:: Exercise instructions ::
Reproduce every line of the following listing word for word, omitting the pictures from your answer.

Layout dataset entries
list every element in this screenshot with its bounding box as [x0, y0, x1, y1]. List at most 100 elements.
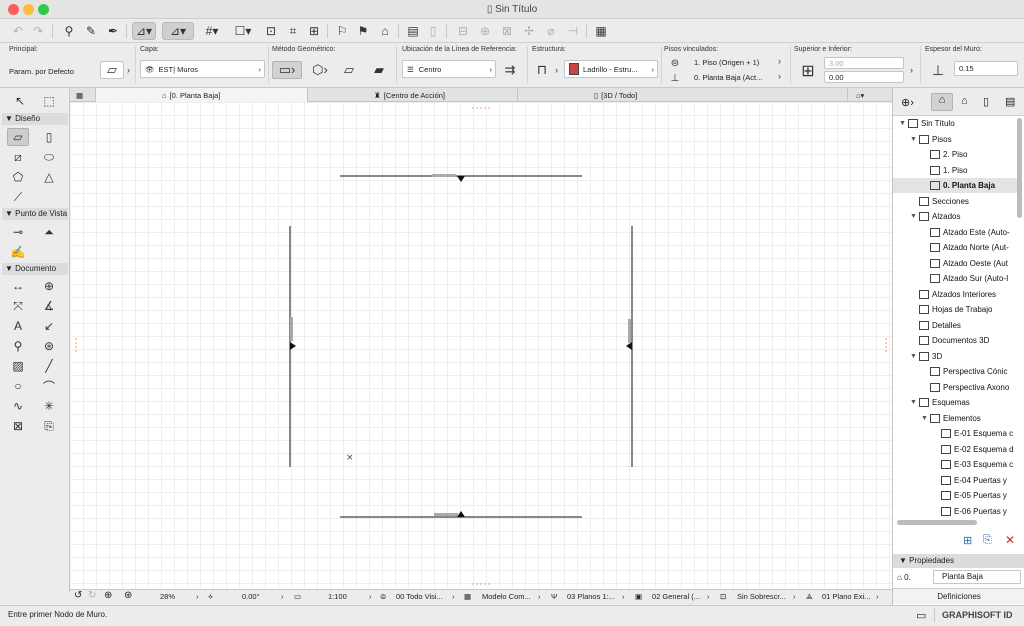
worksheet-tool-icon[interactable]: ✍ [7, 243, 29, 261]
favorite-value[interactable]: Param. por Defecto [9, 67, 74, 76]
undo-zoom-icon[interactable]: ↺ [74, 590, 82, 601]
undo-icon[interactable]: ↶ [10, 22, 26, 40]
navigator-item[interactable]: Detalles [893, 318, 1017, 333]
navigator-item[interactable]: Alzado Este (Auto- [893, 225, 1017, 240]
slider-icon[interactable]: ▯ [426, 22, 440, 40]
window-layout-icon[interactable]: ▭ [916, 609, 926, 622]
bottom-height-field[interactable]: 0.00 [824, 71, 904, 83]
chevron-right-icon[interactable]: › [793, 592, 796, 601]
project-map-icon[interactable]: ⌂ [931, 93, 953, 111]
new-view-icon[interactable]: ⊞ [963, 534, 972, 547]
pick-up-icon[interactable]: ✎ [82, 22, 100, 40]
figure-tool-icon[interactable]: ⊠ [7, 417, 29, 435]
chevron-right-icon[interactable]: › [876, 592, 879, 601]
disclosure-triangle-icon[interactable]: ▼ [910, 136, 919, 143]
intersect-icon[interactable]: ✢ [520, 22, 538, 40]
tab-floor-plan[interactable]: ⌂ [0. Planta Baja] [96, 88, 308, 102]
section-tool-icon[interactable]: ⊸ [7, 223, 29, 241]
tab-menu-button[interactable]: ⌂▾ [850, 88, 892, 102]
tree-scrollbar[interactable] [1017, 118, 1022, 218]
chevron-right-icon[interactable]: › [555, 65, 558, 75]
layout-book-icon[interactable]: ▯ [983, 95, 989, 108]
trapezoid-wall-icon[interactable]: ⬡› [306, 61, 334, 79]
navigator-item[interactable]: ▼ Esquemas [893, 395, 1017, 410]
navigator-mode-icon[interactable]: ⊕› [901, 96, 914, 109]
navigator-item[interactable]: Documentos 3D [893, 333, 1017, 348]
flip-reference-icon[interactable]: ⇉ [499, 61, 521, 79]
wall-favorite-icon[interactable]: ▱ [100, 61, 124, 79]
dimension-style-value[interactable]: 02 General (... [652, 592, 700, 601]
tree-h-scrollbar[interactable] [897, 520, 977, 525]
dimension-icon[interactable]: ⊡ [262, 22, 280, 40]
publisher-sets-icon[interactable]: ▤ [1005, 95, 1015, 108]
navigator-item[interactable]: ▼ 3D [893, 349, 1017, 364]
navigator-item[interactable]: E-05 Puertas y [893, 488, 1017, 503]
trim-icon[interactable]: ⌗ [284, 22, 302, 40]
composite-select[interactable]: Ladrillo - Estru... › [564, 60, 658, 78]
redo-icon[interactable]: ↷ [30, 22, 46, 40]
marquee-tool-icon[interactable]: ⬚ [38, 92, 60, 110]
chevron-right-icon[interactable]: › [452, 592, 455, 601]
disclosure-triangle-icon[interactable]: ▼ [921, 415, 930, 422]
navigator-item[interactable]: ▼ Elementos [893, 411, 1017, 426]
arrow-tool-icon[interactable]: ↖ [9, 92, 31, 110]
navigator-item[interactable]: 2. Piso [893, 147, 1017, 162]
chevron-right-icon[interactable]: › [778, 71, 781, 81]
view-map-icon[interactable]: ⌂ [961, 95, 968, 107]
zoom-in-icon[interactable]: ⊕ [104, 590, 112, 601]
bottom-link-icon[interactable]: ⊥ [666, 72, 684, 84]
tab-overview[interactable]: ▦ [70, 88, 96, 102]
split-icon[interactable]: ⊣ [564, 22, 582, 40]
suspend-groups-icon[interactable]: ☐▾ [230, 22, 256, 40]
navigator-item[interactable]: Alzado Norte (Aut- [893, 240, 1017, 255]
navigator-item[interactable]: ▼ Alzados [893, 209, 1017, 224]
pen-set-value[interactable]: 03 Planos 1:... [567, 592, 615, 601]
chevron-right-icon[interactable]: › [127, 65, 130, 75]
wall-thickness-field[interactable]: 0.15 [954, 61, 1018, 76]
layer-select[interactable]: 👁 EST| Muros › [140, 60, 265, 78]
disclosure-triangle-icon[interactable]: ▼ [899, 120, 908, 127]
angle-dimension-icon[interactable]: ∡ [38, 297, 60, 315]
delete-icon[interactable]: ✕ [1005, 533, 1015, 547]
straight-wall-icon[interactable]: ▭› [272, 61, 302, 79]
flag-icon[interactable]: ⚐ [334, 22, 350, 40]
zoom-value[interactable]: 28% [160, 592, 175, 601]
disclosure-triangle-icon[interactable]: ▼ [910, 399, 919, 406]
properties-header[interactable]: ▼ Propiedades [893, 554, 1024, 568]
elevation-tool-icon[interactable]: ⏶ [38, 223, 60, 241]
chevron-right-icon[interactable]: › [910, 65, 913, 75]
fillet-icon[interactable]: ⌀ [542, 22, 560, 40]
renovation-filter-value[interactable]: 01 Plano Exi... [822, 592, 870, 601]
navigator-item[interactable]: Alzado Oeste (Aut [893, 256, 1017, 271]
chevron-right-icon[interactable]: › [778, 56, 781, 66]
circle-tool-icon[interactable]: ○ [7, 377, 29, 395]
hotspot-tool-icon[interactable]: ✳ [38, 397, 60, 415]
railing-tool-icon[interactable]: ⟋ [7, 188, 29, 206]
adjust-icon[interactable]: ⊠ [498, 22, 516, 40]
chevron-right-icon[interactable]: › [622, 592, 625, 601]
label-tool-icon[interactable]: ↙ [38, 317, 60, 335]
chevron-right-icon[interactable]: › [707, 592, 710, 601]
bottom-linked-story[interactable]: 0. Planta Baja (Act... [694, 73, 762, 82]
inject-icon[interactable]: ✒ [104, 22, 122, 40]
navigator-item[interactable]: E-02 Esquema d [893, 442, 1017, 457]
definitions-button[interactable]: Definiciones [893, 588, 1024, 604]
properties-name-field[interactable]: Planta Baja [933, 570, 1021, 584]
roof-tool-icon[interactable]: ⬠ [7, 168, 29, 186]
wall-tool-icon[interactable]: ▱ [7, 128, 29, 146]
beam-tool-icon[interactable]: ⧄ [7, 148, 29, 166]
navigator-item[interactable]: Perspectiva Cónic [893, 364, 1017, 379]
angle-value[interactable]: 0.00° [242, 592, 260, 601]
navigator-item[interactable]: Perspectiva Axono [893, 380, 1017, 395]
reference-line-select[interactable]: ☰ Centro › [402, 60, 496, 78]
arc-tool-icon[interactable]: ⌒ [38, 377, 60, 395]
navigator-item[interactable]: ▼ Sin Título [893, 116, 1017, 131]
level-dimension-icon[interactable]: ⊕ [38, 277, 60, 295]
navigator-item[interactable]: E-04 Puertas y [893, 473, 1017, 488]
document-section-header[interactable]: ▼ Documento [2, 263, 68, 275]
navigator-item[interactable]: 1. Piso [893, 163, 1017, 178]
text-tool-icon[interactable]: A [7, 317, 29, 335]
align-icon[interactable]: ⊟ [454, 22, 472, 40]
line-tool-icon[interactable]: ╱ [38, 357, 60, 375]
chevron-right-icon[interactable]: › [196, 592, 199, 601]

:: Correct answer ::
list every element in this screenshot with its bounding box as [x0, y0, x1, y1]. List at most 100 elements.
worksheet-tool-icon[interactable]: ✍ [7, 243, 29, 261]
favorite-value[interactable]: Param. por Defecto [9, 67, 74, 76]
undo-zoom-icon[interactable]: ↺ [74, 590, 82, 601]
undo-icon[interactable]: ↶ [10, 22, 26, 40]
navigator-item[interactable]: Detalles [893, 318, 1017, 333]
navigator-item[interactable]: Alzado Este (Auto- [893, 225, 1017, 240]
slider-icon[interactable]: ▯ [426, 22, 440, 40]
window-layout-icon[interactable]: ▭ [916, 609, 926, 622]
bottom-height-field[interactable]: 0.00 [824, 71, 904, 83]
chevron-right-icon[interactable]: › [793, 592, 796, 601]
project-map-icon[interactable]: ⌂ [931, 93, 953, 111]
new-view-icon[interactable]: ⊞ [963, 534, 972, 547]
pick-up-icon[interactable]: ✎ [82, 22, 100, 40]
figure-tool-icon[interactable]: ⊠ [7, 417, 29, 435]
chevron-right-icon[interactable]: › [876, 592, 879, 601]
disclosure-triangle-icon[interactable]: ▼ [910, 136, 919, 143]
intersect-icon[interactable]: ✢ [520, 22, 538, 40]
tab-floor-plan[interactable]: ⌂ [0. Planta Baja] [96, 88, 308, 102]
section-tool-icon[interactable]: ⊸ [7, 223, 29, 241]
tab-menu-button[interactable]: ⌂▾ [850, 88, 892, 102]
tree-scrollbar[interactable] [1017, 118, 1022, 218]
chevron-right-icon[interactable]: › [555, 65, 558, 75]
layout-book-icon[interactable]: ▯ [983, 95, 989, 108]
trapezoid-wall-icon[interactable]: ⬡› [306, 61, 334, 79]
navigator-item[interactable]: ▼ Esquemas [893, 395, 1017, 410]
navigator-mode-icon[interactable]: ⊕› [901, 96, 914, 109]
navigator-item[interactable]: Documentos 3D [893, 333, 1017, 348]
flip-reference-icon[interactable]: ⇉ [499, 61, 521, 79]
wall-favorite-icon[interactable]: ▱ [100, 61, 124, 79]
dimension-style-value[interactable]: 02 General (... [652, 592, 700, 601]
tree-h-scrollbar[interactable] [897, 520, 977, 525]
dimension-icon[interactable]: ⊡ [262, 22, 280, 40]
publisher-sets-icon[interactable]: ▤ [1005, 95, 1015, 108]
navigator-item[interactable]: ▼ 3D [893, 349, 1017, 364]
navigator-item[interactable]: E-05 Puertas y [893, 488, 1017, 503]
trim-icon[interactable]: ⌗ [284, 22, 302, 40]
composite-select[interactable]: Ladrillo - Estru... › [564, 60, 658, 78]
redo-icon[interactable]: ↷ [30, 22, 46, 40]
marquee-tool-icon[interactable]: ⬚ [38, 92, 60, 110]
chevron-right-icon[interactable]: › [452, 592, 455, 601]
disclosure-triangle-icon[interactable]: ▼ [921, 415, 930, 422]
navigator-item[interactable]: ▼ Elementos [893, 411, 1017, 426]
arrow-tool-icon[interactable]: ↖ [9, 92, 31, 110]
navigator-item[interactable]: 2. Piso [893, 147, 1017, 162]
chevron-right-icon[interactable]: › [778, 71, 781, 81]
view-map-icon[interactable]: ⌂ [961, 95, 968, 107]
zoom-in-icon[interactable]: ⊕ [104, 590, 112, 601]
bottom-link-icon[interactable]: ⊥ [666, 72, 684, 84]
tab-overview[interactable]: ▦ [70, 88, 96, 102]
split-icon[interactable]: ⊣ [564, 22, 582, 40]
suspend-groups-icon[interactable]: ☐▾ [230, 22, 256, 40]
navigator-item[interactable]: Alzado Norte (Aut- [893, 240, 1017, 255]
navigator-item[interactable]: ▼ Alzados [893, 209, 1017, 224]
pen-set-value[interactable]: 03 Planos 1:... [567, 592, 615, 601]
chevron-right-icon[interactable]: › [127, 65, 130, 75]
wall-thickness-field[interactable]: 0.15 [954, 61, 1018, 76]
layer-select[interactable]: 👁 EST| Muros › [140, 60, 265, 78]
disclosure-triangle-icon[interactable]: ▼ [899, 120, 908, 127]
angle-dimension-icon[interactable]: ∡ [38, 297, 60, 315]
delete-icon[interactable]: ✕ [1005, 533, 1015, 547]
straight-wall-icon[interactable]: ▭› [272, 61, 302, 79]
flag-icon[interactable]: ⚐ [334, 22, 350, 40]
zoom-value[interactable]: 28% [160, 592, 175, 601]
disclosure-triangle-icon[interactable]: ▼ [910, 399, 919, 406]
properties-header[interactable]: ▼ Propiedades [893, 554, 1024, 568]
elevation-tool-icon[interactable]: ⏶ [38, 223, 60, 241]
chevron-right-icon[interactable]: › [910, 65, 913, 75]
fillet-icon[interactable]: ⌀ [542, 22, 560, 40]
renovation-filter-value[interactable]: 01 Plano Exi... [822, 592, 870, 601]
navigator-item[interactable]: Alzado Oeste (Aut [893, 256, 1017, 271]
chevron-right-icon[interactable]: › [778, 56, 781, 66]
circle-tool-icon[interactable]: ○ [7, 377, 29, 395]
hotspot-tool-icon[interactable]: ✳ [38, 397, 60, 415]
railing-tool-icon[interactable]: ⟋ [7, 188, 29, 206]
adjust-icon[interactable]: ⊠ [498, 22, 516, 40]
chevron-right-icon[interactable]: › [622, 592, 625, 601]
label-tool-icon[interactable]: ↙ [38, 317, 60, 335]
chevron-right-icon[interactable]: › [707, 592, 710, 601]
bottom-linked-story[interactable]: 0. Planta Baja (Act... [694, 73, 762, 82]
inject-icon[interactable]: ✒ [104, 22, 122, 40]
navigator-item[interactable]: E-02 Esquema d [893, 442, 1017, 457]
definitions-button[interactable]: Definiciones [893, 588, 1024, 604]
properties-name-field[interactable]: Planta Baja [933, 570, 1021, 584]
roof-tool-icon[interactable]: ⬠ [7, 168, 29, 186]
wall-tool-icon[interactable]: ▱ [7, 128, 29, 146]
beam-tool-icon[interactable]: ⧄ [7, 148, 29, 166]
navigator-item[interactable]: Perspectiva Cónic [893, 364, 1017, 379]
angle-value[interactable]: 0.00° [242, 592, 260, 601]
navigator-item[interactable]: Perspectiva Axono [893, 380, 1017, 395]
reference-line-select[interactable]: ☰ Centro › [402, 60, 496, 78]
arc-tool-icon[interactable]: ⌒ [38, 377, 60, 395]
navigator-item[interactable]: ▼ Sin Título [893, 116, 1017, 131]
level-dimension-icon[interactable]: ⊕ [38, 277, 60, 295]
navigator-item[interactable]: E-04 Puertas y [893, 473, 1017, 488]
document-section-header[interactable]: ▼ Documento [2, 263, 68, 275]
navigator-item[interactable]: 1. Piso [893, 163, 1017, 178]
text-tool-icon[interactable]: A [7, 317, 29, 335]
align-icon[interactable]: ⊟ [454, 22, 472, 40]
line-tool-icon[interactable]: ╱ [38, 357, 60, 375]
chevron-right-icon[interactable]: › [196, 592, 199, 601]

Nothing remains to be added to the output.